[START Records to process]
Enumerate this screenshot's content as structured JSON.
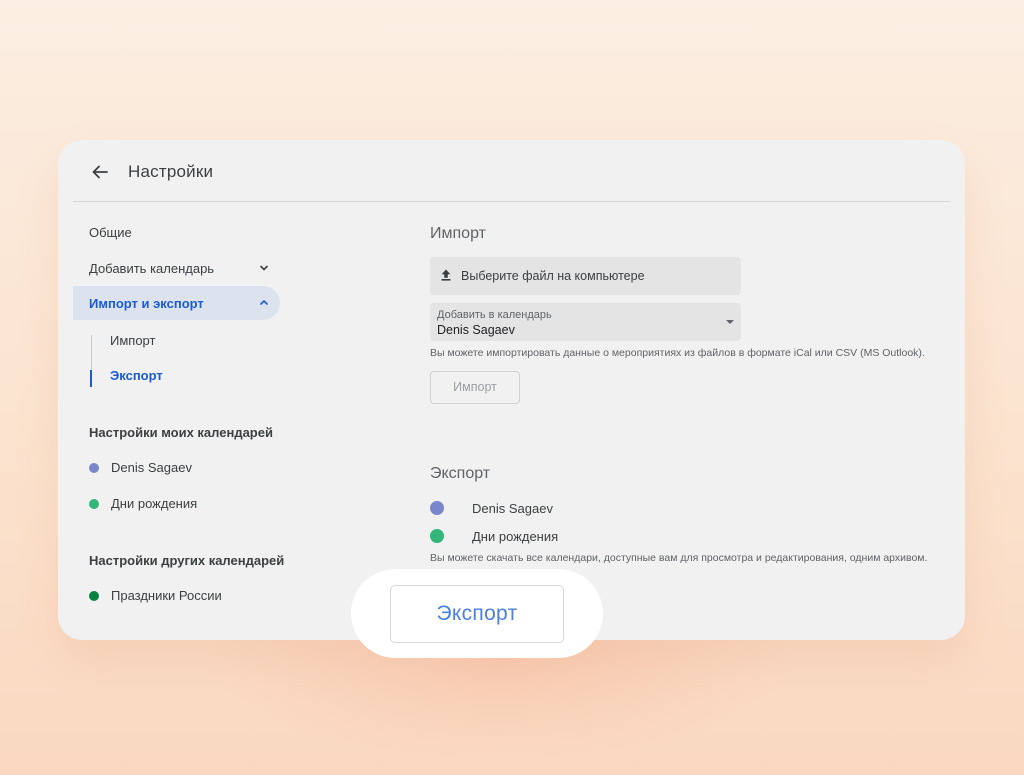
{
  "header": {
    "title": "Настройки"
  },
  "nav": {
    "general": "Общие",
    "add_calendar": "Добавить календарь",
    "import_export": "Импорт и экспорт",
    "sub_import": "Импорт",
    "sub_export": "Экспорт",
    "my_calendars_heading": "Настройки моих календарей",
    "my_calendars": [
      {
        "name": "Denis Sagaev",
        "color": "#7986cb"
      },
      {
        "name": "Дни рождения",
        "color": "#33b679"
      }
    ],
    "other_calendars_heading": "Настройки других календарей",
    "other_calendars": [
      {
        "name": "Праздники России",
        "color": "#0b8043"
      }
    ]
  },
  "import": {
    "heading": "Импорт",
    "file_button": "Выберите файл на компьютере",
    "select_caption": "Добавить в календарь",
    "select_value": "Denis Sagaev",
    "help": "Вы можете импортировать данные о мероприятиях из файлов в формате iCal или CSV (MS Outlook).",
    "button": "Импорт"
  },
  "export": {
    "heading": "Экспорт",
    "calendars": [
      {
        "name": "Denis Sagaev",
        "color": "#7986cb"
      },
      {
        "name": "Дни рождения",
        "color": "#33b679"
      }
    ],
    "help": "Вы можете скачать все календари, доступные вам для просмотра и редактирования, одним архивом.",
    "button": "Экспорт"
  },
  "colors": {
    "accent": "#1a5bd6",
    "active_bg": "#dde3ee",
    "export_text": "#4a80e0"
  }
}
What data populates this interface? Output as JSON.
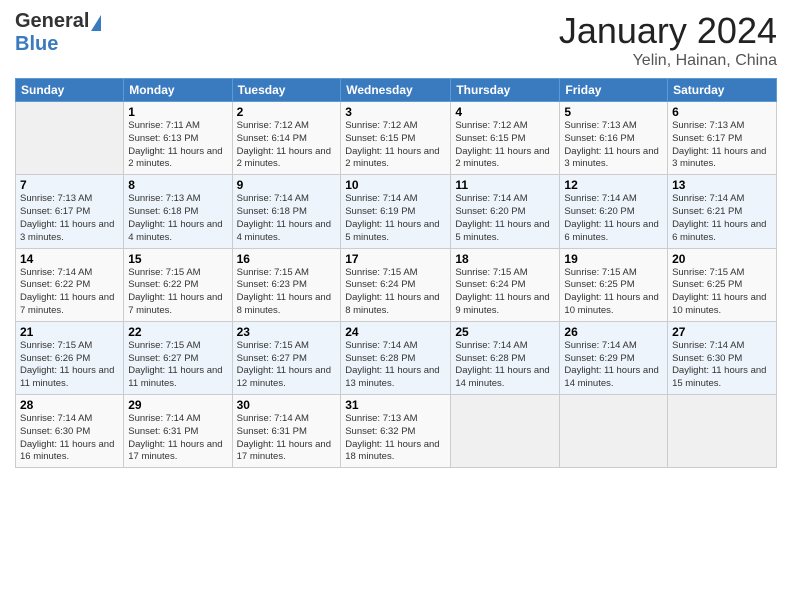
{
  "header": {
    "logo_general": "General",
    "logo_blue": "Blue",
    "month_year": "January 2024",
    "location": "Yelin, Hainan, China"
  },
  "days_of_week": [
    "Sunday",
    "Monday",
    "Tuesday",
    "Wednesday",
    "Thursday",
    "Friday",
    "Saturday"
  ],
  "weeks": [
    [
      {
        "num": "",
        "empty": true
      },
      {
        "num": "1",
        "sunrise": "7:11 AM",
        "sunset": "6:13 PM",
        "daylight": "11 hours and 2 minutes."
      },
      {
        "num": "2",
        "sunrise": "7:12 AM",
        "sunset": "6:14 PM",
        "daylight": "11 hours and 2 minutes."
      },
      {
        "num": "3",
        "sunrise": "7:12 AM",
        "sunset": "6:15 PM",
        "daylight": "11 hours and 2 minutes."
      },
      {
        "num": "4",
        "sunrise": "7:12 AM",
        "sunset": "6:15 PM",
        "daylight": "11 hours and 2 minutes."
      },
      {
        "num": "5",
        "sunrise": "7:13 AM",
        "sunset": "6:16 PM",
        "daylight": "11 hours and 3 minutes."
      },
      {
        "num": "6",
        "sunrise": "7:13 AM",
        "sunset": "6:17 PM",
        "daylight": "11 hours and 3 minutes."
      }
    ],
    [
      {
        "num": "7",
        "sunrise": "7:13 AM",
        "sunset": "6:17 PM",
        "daylight": "11 hours and 3 minutes."
      },
      {
        "num": "8",
        "sunrise": "7:13 AM",
        "sunset": "6:18 PM",
        "daylight": "11 hours and 4 minutes."
      },
      {
        "num": "9",
        "sunrise": "7:14 AM",
        "sunset": "6:18 PM",
        "daylight": "11 hours and 4 minutes."
      },
      {
        "num": "10",
        "sunrise": "7:14 AM",
        "sunset": "6:19 PM",
        "daylight": "11 hours and 5 minutes."
      },
      {
        "num": "11",
        "sunrise": "7:14 AM",
        "sunset": "6:20 PM",
        "daylight": "11 hours and 5 minutes."
      },
      {
        "num": "12",
        "sunrise": "7:14 AM",
        "sunset": "6:20 PM",
        "daylight": "11 hours and 6 minutes."
      },
      {
        "num": "13",
        "sunrise": "7:14 AM",
        "sunset": "6:21 PM",
        "daylight": "11 hours and 6 minutes."
      }
    ],
    [
      {
        "num": "14",
        "sunrise": "7:14 AM",
        "sunset": "6:22 PM",
        "daylight": "11 hours and 7 minutes."
      },
      {
        "num": "15",
        "sunrise": "7:15 AM",
        "sunset": "6:22 PM",
        "daylight": "11 hours and 7 minutes."
      },
      {
        "num": "16",
        "sunrise": "7:15 AM",
        "sunset": "6:23 PM",
        "daylight": "11 hours and 8 minutes."
      },
      {
        "num": "17",
        "sunrise": "7:15 AM",
        "sunset": "6:24 PM",
        "daylight": "11 hours and 8 minutes."
      },
      {
        "num": "18",
        "sunrise": "7:15 AM",
        "sunset": "6:24 PM",
        "daylight": "11 hours and 9 minutes."
      },
      {
        "num": "19",
        "sunrise": "7:15 AM",
        "sunset": "6:25 PM",
        "daylight": "11 hours and 10 minutes."
      },
      {
        "num": "20",
        "sunrise": "7:15 AM",
        "sunset": "6:25 PM",
        "daylight": "11 hours and 10 minutes."
      }
    ],
    [
      {
        "num": "21",
        "sunrise": "7:15 AM",
        "sunset": "6:26 PM",
        "daylight": "11 hours and 11 minutes."
      },
      {
        "num": "22",
        "sunrise": "7:15 AM",
        "sunset": "6:27 PM",
        "daylight": "11 hours and 11 minutes."
      },
      {
        "num": "23",
        "sunrise": "7:15 AM",
        "sunset": "6:27 PM",
        "daylight": "11 hours and 12 minutes."
      },
      {
        "num": "24",
        "sunrise": "7:14 AM",
        "sunset": "6:28 PM",
        "daylight": "11 hours and 13 minutes."
      },
      {
        "num": "25",
        "sunrise": "7:14 AM",
        "sunset": "6:28 PM",
        "daylight": "11 hours and 14 minutes."
      },
      {
        "num": "26",
        "sunrise": "7:14 AM",
        "sunset": "6:29 PM",
        "daylight": "11 hours and 14 minutes."
      },
      {
        "num": "27",
        "sunrise": "7:14 AM",
        "sunset": "6:30 PM",
        "daylight": "11 hours and 15 minutes."
      }
    ],
    [
      {
        "num": "28",
        "sunrise": "7:14 AM",
        "sunset": "6:30 PM",
        "daylight": "11 hours and 16 minutes."
      },
      {
        "num": "29",
        "sunrise": "7:14 AM",
        "sunset": "6:31 PM",
        "daylight": "11 hours and 17 minutes."
      },
      {
        "num": "30",
        "sunrise": "7:14 AM",
        "sunset": "6:31 PM",
        "daylight": "11 hours and 17 minutes."
      },
      {
        "num": "31",
        "sunrise": "7:13 AM",
        "sunset": "6:32 PM",
        "daylight": "11 hours and 18 minutes."
      },
      {
        "num": "",
        "empty": true
      },
      {
        "num": "",
        "empty": true
      },
      {
        "num": "",
        "empty": true
      }
    ]
  ],
  "labels": {
    "sunrise": "Sunrise:",
    "sunset": "Sunset:",
    "daylight": "Daylight:"
  }
}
[END Records to process]
Task prompt
Pick out each line above that includes "можете" and show it.

Reply
    "help": "Вы можете импортировать данные о мероприятиях из файлов в формате iCal или CSV (MS Outlook).",
    "help": "Вы можете скачать все календари, доступные вам для просмотра и редактирования, одним архивом.",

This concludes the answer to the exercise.